Return the whole listing, keeping every character the same.

##### Entries supplied #####

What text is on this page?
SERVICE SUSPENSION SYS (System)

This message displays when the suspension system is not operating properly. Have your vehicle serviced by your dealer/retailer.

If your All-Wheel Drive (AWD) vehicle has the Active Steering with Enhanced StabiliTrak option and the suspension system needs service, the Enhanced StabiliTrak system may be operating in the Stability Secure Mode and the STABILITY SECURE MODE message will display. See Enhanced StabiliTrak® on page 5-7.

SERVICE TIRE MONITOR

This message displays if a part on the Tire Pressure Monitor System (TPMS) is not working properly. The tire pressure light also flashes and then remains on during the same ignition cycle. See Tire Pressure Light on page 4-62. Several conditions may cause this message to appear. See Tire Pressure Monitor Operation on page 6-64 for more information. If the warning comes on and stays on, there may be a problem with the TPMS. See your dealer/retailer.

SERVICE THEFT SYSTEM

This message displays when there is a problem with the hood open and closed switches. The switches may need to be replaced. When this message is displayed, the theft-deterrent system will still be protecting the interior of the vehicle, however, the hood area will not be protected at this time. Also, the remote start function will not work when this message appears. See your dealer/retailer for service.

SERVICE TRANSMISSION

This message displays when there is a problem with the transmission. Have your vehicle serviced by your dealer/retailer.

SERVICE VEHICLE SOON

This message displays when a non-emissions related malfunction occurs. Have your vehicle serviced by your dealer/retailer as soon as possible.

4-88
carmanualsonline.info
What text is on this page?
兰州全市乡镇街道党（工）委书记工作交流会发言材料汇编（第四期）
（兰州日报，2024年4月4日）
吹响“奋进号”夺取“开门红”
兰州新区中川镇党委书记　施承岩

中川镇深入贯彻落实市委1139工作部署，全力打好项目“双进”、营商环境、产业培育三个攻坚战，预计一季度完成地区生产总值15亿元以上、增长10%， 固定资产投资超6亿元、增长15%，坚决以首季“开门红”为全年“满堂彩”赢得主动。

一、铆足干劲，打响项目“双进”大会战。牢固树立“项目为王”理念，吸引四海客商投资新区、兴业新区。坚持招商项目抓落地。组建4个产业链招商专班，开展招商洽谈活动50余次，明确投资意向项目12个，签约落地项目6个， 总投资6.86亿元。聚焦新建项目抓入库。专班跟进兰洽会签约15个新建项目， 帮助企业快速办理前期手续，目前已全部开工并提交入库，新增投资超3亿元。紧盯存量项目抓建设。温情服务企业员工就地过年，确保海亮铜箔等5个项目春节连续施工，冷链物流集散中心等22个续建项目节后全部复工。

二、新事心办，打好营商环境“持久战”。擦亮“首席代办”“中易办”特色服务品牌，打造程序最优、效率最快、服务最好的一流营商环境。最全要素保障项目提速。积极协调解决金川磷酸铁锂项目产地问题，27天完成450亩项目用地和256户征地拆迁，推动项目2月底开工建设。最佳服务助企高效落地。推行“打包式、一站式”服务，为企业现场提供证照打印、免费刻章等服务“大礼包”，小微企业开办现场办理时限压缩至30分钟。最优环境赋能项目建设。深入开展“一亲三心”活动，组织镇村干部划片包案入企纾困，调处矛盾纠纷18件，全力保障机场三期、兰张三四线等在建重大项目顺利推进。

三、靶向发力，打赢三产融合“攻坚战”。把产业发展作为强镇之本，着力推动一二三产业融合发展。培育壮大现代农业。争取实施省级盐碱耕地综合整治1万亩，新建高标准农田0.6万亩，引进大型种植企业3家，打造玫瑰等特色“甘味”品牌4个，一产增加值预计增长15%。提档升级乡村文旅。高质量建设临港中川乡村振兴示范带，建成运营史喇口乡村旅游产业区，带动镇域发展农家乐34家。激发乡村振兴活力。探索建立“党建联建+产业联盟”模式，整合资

#####

• [Result for this task]:
What text is on this page?
SERVICE SUSPENSION SYS (System)

This message displays when the suspension system is not operating properly. Have your vehicle serviced by your dealer/retailer.

If your All-Wheel Drive (AWD) vehicle has the Active Steering with Enhanced StabiliTrak option and the suspension system needs service, the Enhanced StabiliTrak system may be operating in the Stability Secure Mode and the STABILITY SECURE MODE message will display. See Enhanced StabiliTrak® on page 5-7.

SERVICE TIRE MONITOR

This message displays if a part on the Tire Pressure Monitor System (TPMS) is not working properly. The tire pressure light also flashes and then remains on during the same ignition cycle. See Tire Pressure Light on page 4-62. Several conditions may cause this message to appear. See Tire Pressure Monitor Operation on page 6-64 for more information. If the warning comes on and stays on, there may be a problem with the TPMS. See your dealer/retailer.

SERVICE THEFT SYSTEM

This message displays when there is a problem with the hood open and closed switches. The switches may need to be replaced. When this message is displayed, the theft-deterrent system will still be protecting the interior of the vehicle, however, the hood area will not be protected at this time. Also, the remote start function will not work when this message appears. See your dealer/retailer for service.

SERVICE TRANSMISSION

This message displays when there is a problem with the transmission. Have your vehicle serviced by your dealer/retailer.

SERVICE VEHICLE SOON

This message displays when a non-emissions related malfunction occurs. Have your vehicle serviced by your dealer/retailer as soon as possible.

4-88
carmanualsonline.info
What text is on this page?
兰州全市乡镇街道党（工）委书记工作交流会发言材料汇编（第四期）
（兰州日报，2024年4月4日）
吹响“奋进号”夺取“开门红”
兰州新区中川镇党委书记　施承岩

中川镇深入贯彻落实市委1139工作部署，全力打好项目“双进”、营商环境、产业培育三个攻坚战，预计一季度完成地区生产总值15亿元以上、增长10%， 固定资产投资超6亿元、增长15%，坚决以首季“开门红”为全年“满堂彩”赢得主动。

一、铆足干劲，打响项目“双进”大会战。牢固树立“项目为王”理念，吸引四海客商投资新区、兴业新区。坚持招商项目抓落地。组建4个产业链招商专班，开展招商洽谈活动50余次，明确投资意向项目12个，签约落地项目6个， 总投资6.86亿元。聚焦新建项目抓入库。专班跟进兰洽会签约15个新建项目， 帮助企业快速办理前期手续，目前已全部开工并提交入库，新增投资超3亿元。紧盯存量项目抓建设。温情服务企业员工就地过年，确保海亮铜箔等5个项目春节连续施工，冷链物流集散中心等22个续建项目节后全部复工。

二、新事心办，打好营商环境“持久战”。擦亮“首席代办”“中易办”特色服务品牌，打造程序最优、效率最快、服务最好的一流营商环境。最全要素保障项目提速。积极协调解决金川磷酸铁锂项目产地问题，27天完成450亩项目用地和256户征地拆迁，推动项目2月底开工建设。最佳服务助企高效落地。推行“打包式、一站式”服务，为企业现场提供证照打印、免费刻章等服务“大礼包”，小微企业开办现场办理时限压缩至30分钟。最优环境赋能项目建设。深入开展“一亲三心”活动，组织镇村干部划片包案入企纾困，调处矛盾纠纷18件，全力保障机场三期、兰张三四线等在建重大项目顺利推进。

三、靶向发力，打赢三产融合“攻坚战”。把产业发展作为强镇之本，着力推动一二三产业融合发展。培育壮大现代农业。争取实施省级盐碱耕地综合整治1万亩，新建高标准农田0.6万亩，引进大型种植企业3家，打造玫瑰等特色“甘味”品牌4个，一产增加值预计增长15%。提档升级乡村文旅。高质量建设临港中川乡村振兴示范带，建成运营史喇口乡村旅游产业区，带动镇域发展农家乐34家。激发乡村振兴活力。探索建立“党建联建+产业联盟”模式，整合资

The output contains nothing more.